_REQUEST_
The line containing "Output the underlying" marks the start of the required copy, which runs to the final line of the entries; return those lines exactly, without any pictures.

_DATA SHOWN_
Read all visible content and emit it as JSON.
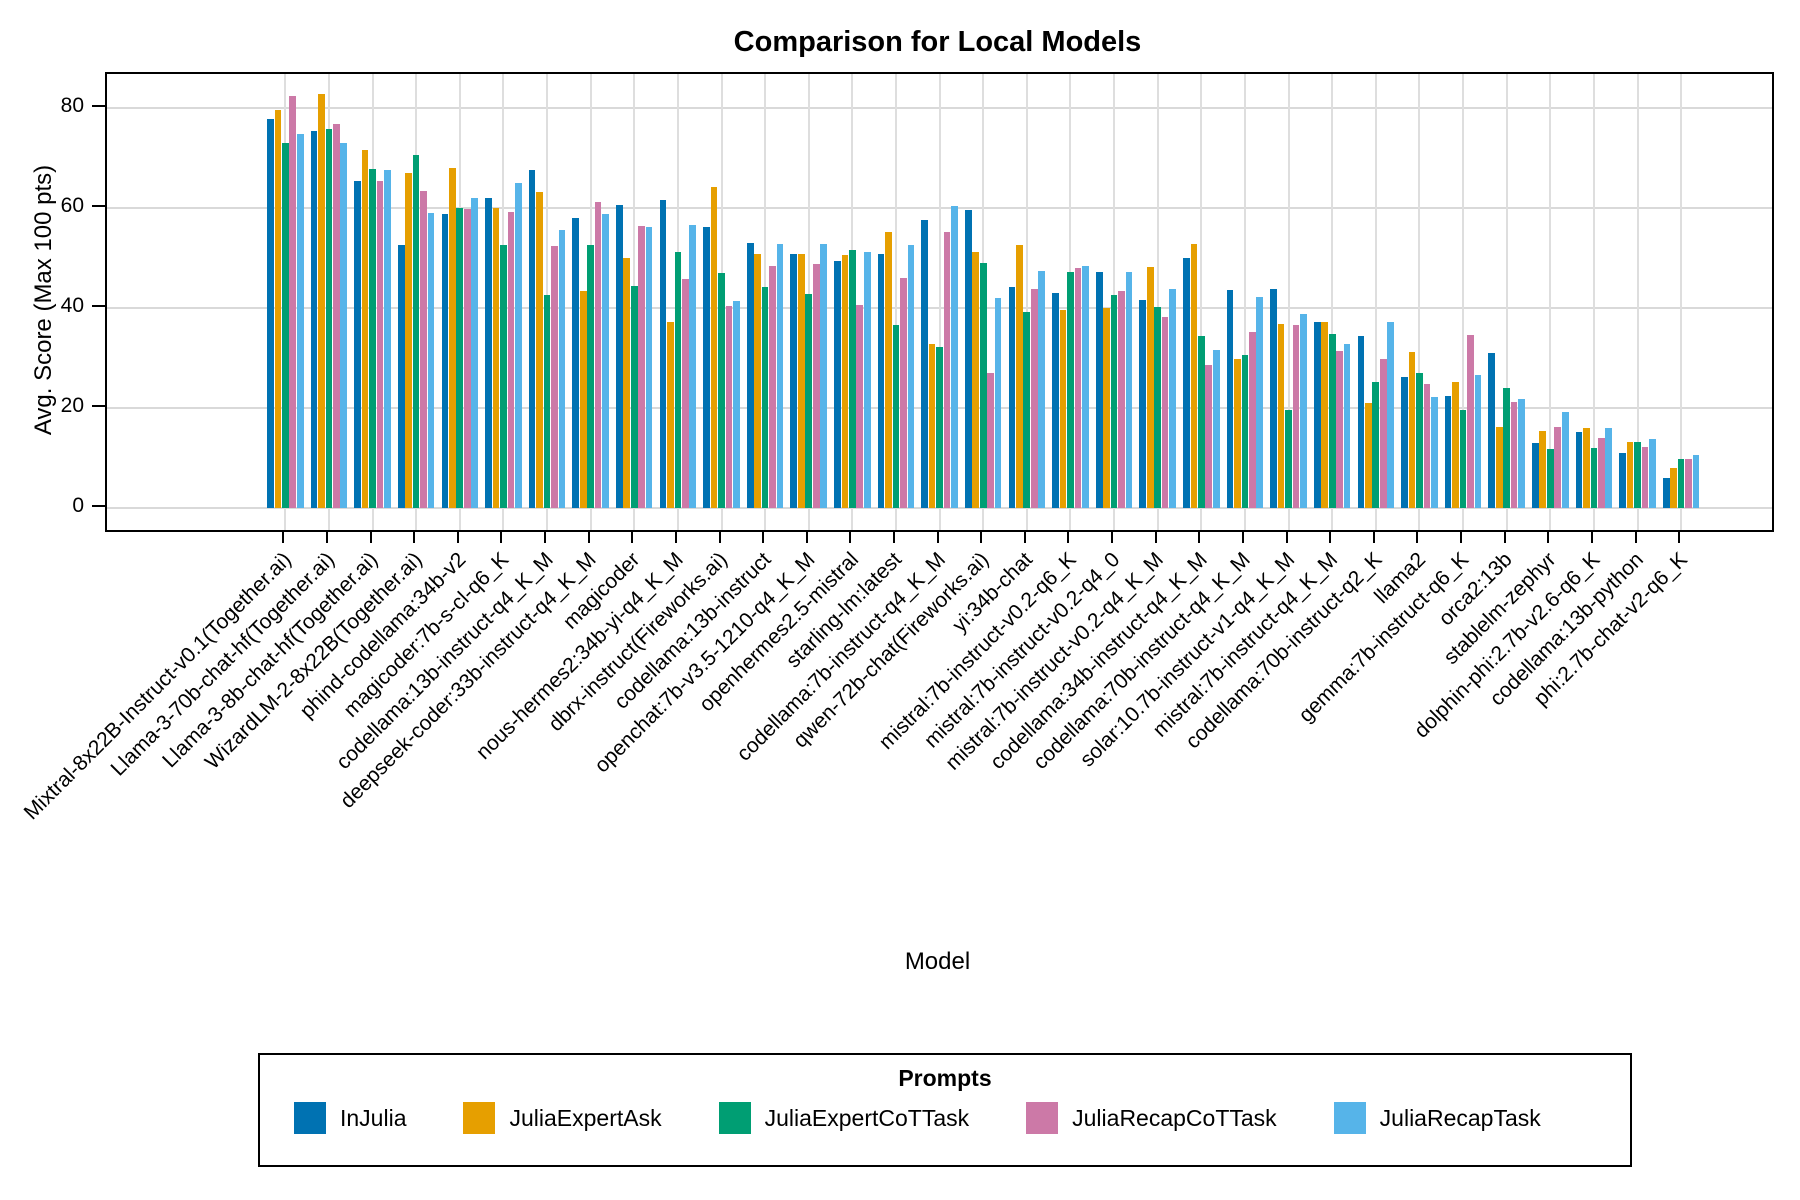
{
  "chart_data": {
    "type": "bar",
    "title": "Comparison for Local Models",
    "xlabel": "Model",
    "ylabel": "Avg. Score (Max 100 pts)",
    "ylim": [
      -4.6,
      86.9
    ],
    "yticks": [
      0,
      20,
      40,
      60,
      80
    ],
    "grid": true,
    "legend_title": "Prompts",
    "legend_position": "bottom",
    "categories": [
      "Mixtral-8x22B-Instruct-v0.1(Together.ai)",
      "Llama-3-70b-chat-hf(Together.ai)",
      "Llama-3-8b-chat-hf(Together.ai)",
      "WizardLM-2-8x22B(Together.ai)",
      "phind-codellama:34b-v2",
      "magicoder:7b-s-cl-q6_K",
      "codellama:13b-instruct-q4_K_M",
      "deepseek-coder:33b-instruct-q4_K_M",
      "magicoder",
      "nous-hermes2:34b-yi-q4_K_M",
      "dbrx-instruct(Fireworks.ai)",
      "codellama:13b-instruct",
      "openchat:7b-v3.5-1210-q4_K_M",
      "openhermes2.5-mistral",
      "starling-lm:latest",
      "codellama:7b-instruct-q4_K_M",
      "qwen-72b-chat(Fireworks.ai)",
      "yi:34b-chat",
      "mistral:7b-instruct-v0.2-q6_K",
      "mistral:7b-instruct-v0.2-q4_0",
      "mistral:7b-instruct-v0.2-q4_K_M",
      "codellama:34b-instruct-q4_K_M",
      "codellama:70b-instruct-q4_K_M",
      "solar:10.7b-instruct-v1-q4_K_M",
      "mistral:7b-instruct-q4_K_M",
      "codellama:70b-instruct-q2_K",
      "llama2",
      "gemma:7b-instruct-q6_K",
      "orca2:13b",
      "stablelm-zephyr",
      "dolphin-phi:2.7b-v2.6-q6_K",
      "codellama:13b-python",
      "phi:2.7b-chat-v2-q6_K"
    ],
    "series": [
      {
        "name": "InJulia",
        "color": "#0072B2",
        "values": [
          77.8,
          75.5,
          65.4,
          52.7,
          58.9,
          62.1,
          67.6,
          58.0,
          60.7,
          61.7,
          56.2,
          53.0,
          50.8,
          49.5,
          50.9,
          57.6,
          59.6,
          44.3,
          43.1,
          47.2,
          41.7,
          50.0,
          43.7,
          43.9,
          37.2,
          34.5,
          26.3,
          22.5,
          31.1,
          13.1,
          15.3,
          11.0,
          6.0
        ]
      },
      {
        "name": "JuliaExpertAsk",
        "color": "#E69F00",
        "values": [
          79.7,
          82.8,
          71.7,
          67.0,
          68.0,
          60.0,
          63.3,
          43.5,
          50.0,
          37.2,
          64.2,
          50.9,
          50.9,
          50.6,
          55.3,
          32.9,
          51.3,
          52.7,
          39.7,
          40.1,
          48.3,
          52.9,
          29.8,
          36.9,
          37.2,
          21.1,
          31.3,
          25.2,
          16.3,
          15.5,
          16.0,
          13.2,
          8.0
        ]
      },
      {
        "name": "JuliaExpertCoTTask",
        "color": "#009E73",
        "values": [
          73.0,
          75.8,
          67.9,
          70.7,
          60.1,
          52.7,
          42.6,
          52.7,
          44.5,
          51.3,
          47.1,
          44.3,
          42.9,
          51.6,
          36.7,
          32.3,
          49.1,
          39.2,
          47.3,
          42.7,
          40.3,
          34.5,
          30.7,
          19.7,
          34.9,
          25.3,
          27.1,
          19.7,
          24.0,
          11.8,
          12.1,
          13.3,
          9.9
        ]
      },
      {
        "name": "JuliaRecapCoTTask",
        "color": "#CC79A7",
        "values": [
          82.5,
          76.8,
          65.5,
          63.4,
          59.9,
          59.3,
          52.5,
          61.2,
          56.5,
          45.9,
          40.5,
          48.4,
          48.9,
          40.7,
          46.0,
          55.2,
          27.0,
          43.9,
          48.1,
          43.5,
          38.3,
          28.7,
          35.3,
          36.6,
          31.5,
          29.9,
          24.8,
          34.7,
          21.3,
          16.3,
          14.0,
          12.3,
          9.8
        ]
      },
      {
        "name": "JuliaRecapTask",
        "color": "#56B4E9",
        "values": [
          74.8,
          73.1,
          67.6,
          59.0,
          62.0,
          65.1,
          55.7,
          58.9,
          56.2,
          56.7,
          41.5,
          52.8,
          52.9,
          51.2,
          52.7,
          60.4,
          42.1,
          47.5,
          48.5,
          47.2,
          43.9,
          31.7,
          42.3,
          38.9,
          32.9,
          37.2,
          22.3,
          26.7,
          21.8,
          19.2,
          16.1,
          13.9,
          10.6
        ]
      }
    ]
  }
}
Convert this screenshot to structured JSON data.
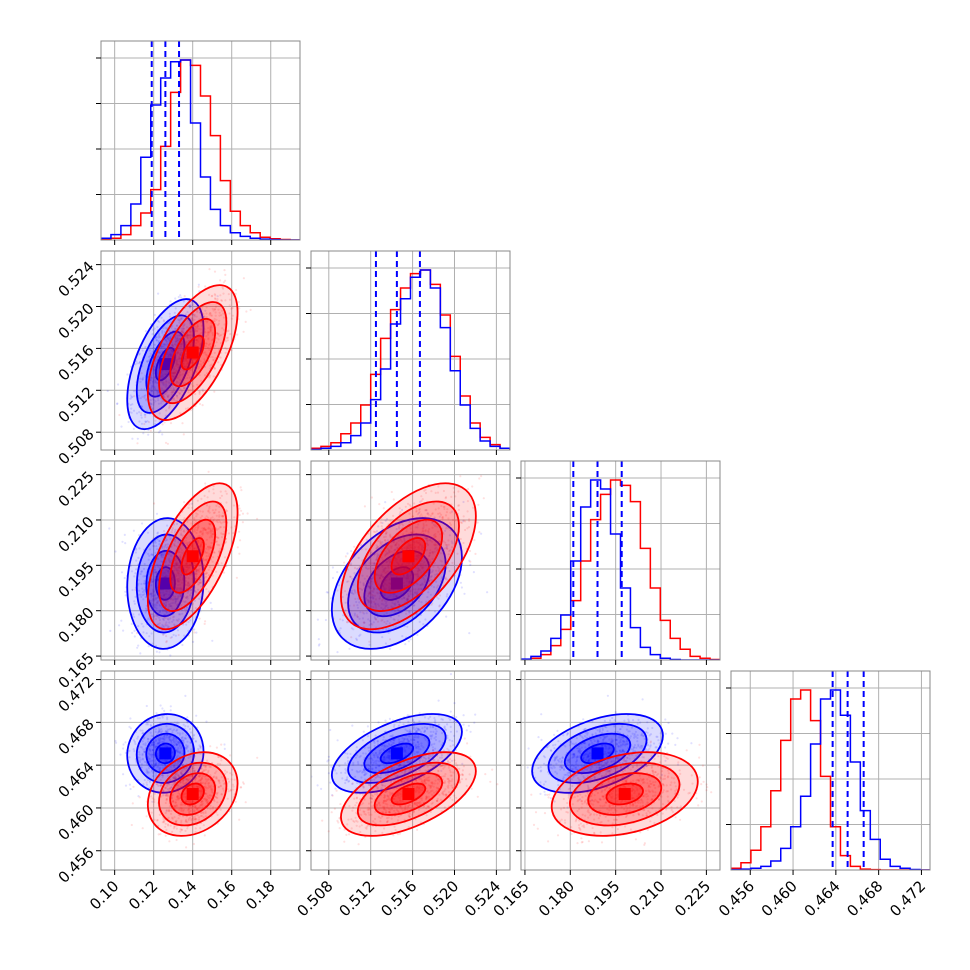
{
  "chart_data": {
    "type": "corner",
    "colors": {
      "series_a": "#0000ff",
      "series_b": "#ff0000",
      "grid": "#b0b0b0",
      "frame": "#888888"
    },
    "parameters": [
      {
        "id": "p0",
        "range": [
          0.093,
          0.195
        ],
        "ticks": [
          "0.10",
          "0.12",
          "0.14",
          "0.16",
          "0.18"
        ]
      },
      {
        "id": "p1",
        "range": [
          0.5063,
          0.5253
        ],
        "ticks": [
          "0.508",
          "0.512",
          "0.516",
          "0.520",
          "0.524"
        ]
      },
      {
        "id": "p2",
        "range": [
          0.1637,
          0.2295
        ],
        "ticks": [
          "0.165",
          "0.180",
          "0.195",
          "0.210",
          "0.225"
        ]
      },
      {
        "id": "p3",
        "range": [
          0.4542,
          0.4728
        ],
        "ticks": [
          "0.456",
          "0.460",
          "0.464",
          "0.468",
          "0.472"
        ]
      }
    ],
    "series": [
      {
        "color": "#0000ff",
        "mean": [
          0.126,
          0.5145,
          0.189,
          0.4651
        ],
        "std": [
          0.0085,
          0.0027,
          0.0094,
          0.0016
        ],
        "quantiles": [
          [
            0.119,
            0.126,
            0.133
          ],
          [
            0.5125,
            0.5145,
            0.5167
          ],
          [
            0.181,
            0.189,
            0.197
          ],
          [
            0.4637,
            0.4651,
            0.4666
          ]
        ]
      },
      {
        "color": "#ff0000",
        "mean": [
          0.14,
          0.5156,
          0.198,
          0.4613
        ],
        "std": [
          0.01,
          0.0028,
          0.0105,
          0.0017
        ]
      }
    ],
    "correlations": {
      "blue": {
        "1_0": 0.55,
        "2_0": 0.05,
        "2_1": 0.4,
        "3_0": 0.05,
        "3_1": 0.55,
        "3_2": 0.45
      },
      "red": {
        "1_0": 0.6,
        "2_0": 0.6,
        "2_1": 0.55,
        "3_0": 0.25,
        "3_1": 0.55,
        "3_2": 0.3
      }
    },
    "histograms": {
      "0": {
        "blue": [
          1,
          3,
          8,
          20,
          46,
          75,
          90,
          99,
          100,
          65,
          35,
          17,
          8,
          4,
          2,
          1,
          0.5,
          0.2,
          0,
          0
        ],
        "red": [
          0.5,
          1,
          3,
          8,
          15,
          28,
          52,
          82,
          100,
          97,
          80,
          58,
          33,
          16,
          8,
          4,
          1.5,
          0.7,
          0.3,
          0
        ]
      },
      "1": {
        "blue": [
          0.3,
          1,
          2,
          4,
          8,
          15,
          28,
          45,
          70,
          84,
          96,
          100,
          90,
          68,
          44,
          25,
          12,
          5,
          2,
          1
        ],
        "red": [
          1,
          2,
          4,
          9,
          15,
          25,
          42,
          62,
          78,
          90,
          98,
          100,
          92,
          75,
          52,
          30,
          15,
          7,
          3,
          1
        ]
      },
      "2": {
        "blue": [
          0.5,
          2,
          5,
          12,
          25,
          55,
          85,
          100,
          95,
          70,
          40,
          18,
          7,
          3,
          1,
          0.3,
          0,
          0,
          0,
          0
        ],
        "red": [
          0.3,
          1,
          3,
          8,
          17,
          33,
          55,
          78,
          92,
          100,
          97,
          88,
          62,
          40,
          22,
          12,
          6,
          2,
          1,
          0.3
        ]
      },
      "3": {
        "blue": [
          0.2,
          0.5,
          1,
          2,
          5,
          12,
          24,
          41,
          70,
          95,
          100,
          86,
          60,
          33,
          17,
          6,
          2,
          1,
          0.3,
          0
        ],
        "red": [
          1,
          4,
          11,
          24,
          44,
          72,
          95,
          100,
          83,
          52,
          24,
          8,
          2,
          0.5,
          0.2,
          0,
          0,
          0,
          0,
          0
        ]
      }
    },
    "contour_levels": [
      "0.5-sigma",
      "1-sigma",
      "1.5-sigma",
      "2-sigma"
    ],
    "grid": true
  }
}
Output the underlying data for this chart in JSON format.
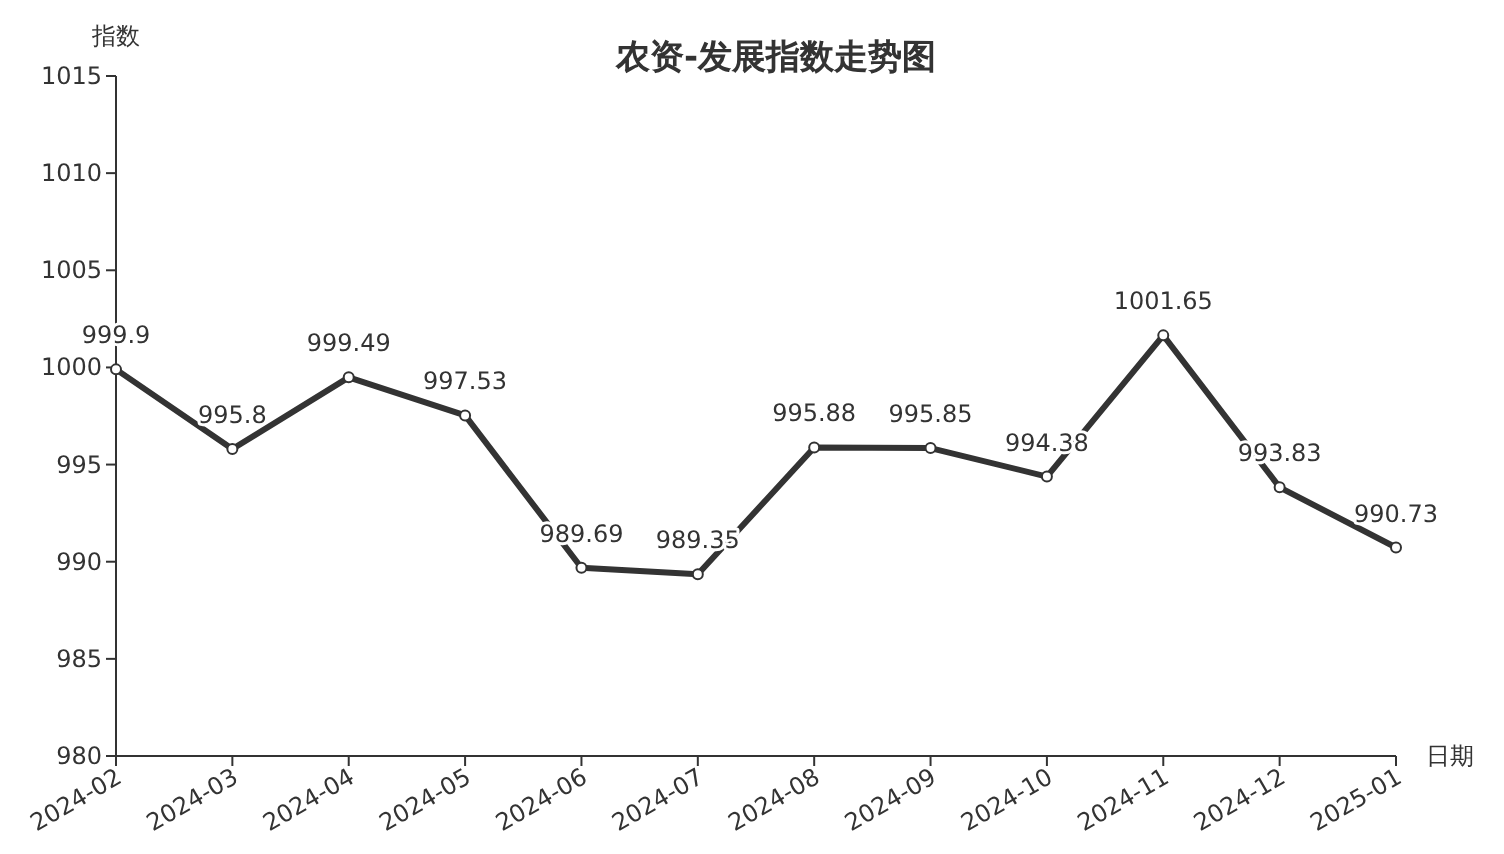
{
  "chart_data": {
    "type": "line",
    "title": "农资-发展指数走势图",
    "xlabel": "日期",
    "ylabel": "指数",
    "categories": [
      "2024-02",
      "2024-03",
      "2024-04",
      "2024-05",
      "2024-06",
      "2024-07",
      "2024-08",
      "2024-09",
      "2024-10",
      "2024-11",
      "2024-12",
      "2025-01"
    ],
    "series": [
      {
        "color": "#333333",
        "values": [
          999.9,
          995.8,
          999.49,
          997.53,
          989.69,
          989.35,
          995.88,
          995.85,
          994.38,
          1001.65,
          993.83,
          990.73
        ]
      }
    ],
    "ylim": [
      980,
      1015
    ],
    "yticks": [
      980,
      985,
      990,
      995,
      1000,
      1005,
      1010,
      1015
    ],
    "grid": false,
    "marker": "circle",
    "line_style": "solid",
    "data_labels": true
  }
}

_SOLUTION TO THE EXERCISE_
Output the underlying data for this chart in JSON format.
{
  "chart_data": {
    "type": "line",
    "title": "农资-发展指数走势图",
    "xlabel": "日期",
    "ylabel": "指数",
    "categories": [
      "2024-02",
      "2024-03",
      "2024-04",
      "2024-05",
      "2024-06",
      "2024-07",
      "2024-08",
      "2024-09",
      "2024-10",
      "2024-11",
      "2024-12",
      "2025-01"
    ],
    "series": [
      {
        "color": "#333333",
        "values": [
          999.9,
          995.8,
          999.49,
          997.53,
          989.69,
          989.35,
          995.88,
          995.85,
          994.38,
          1001.65,
          993.83,
          990.73
        ]
      }
    ],
    "ylim": [
      980,
      1015
    ],
    "yticks": [
      980,
      985,
      990,
      995,
      1000,
      1005,
      1010,
      1015
    ],
    "grid": false,
    "marker": "circle",
    "line_style": "solid",
    "data_labels": true
  }
}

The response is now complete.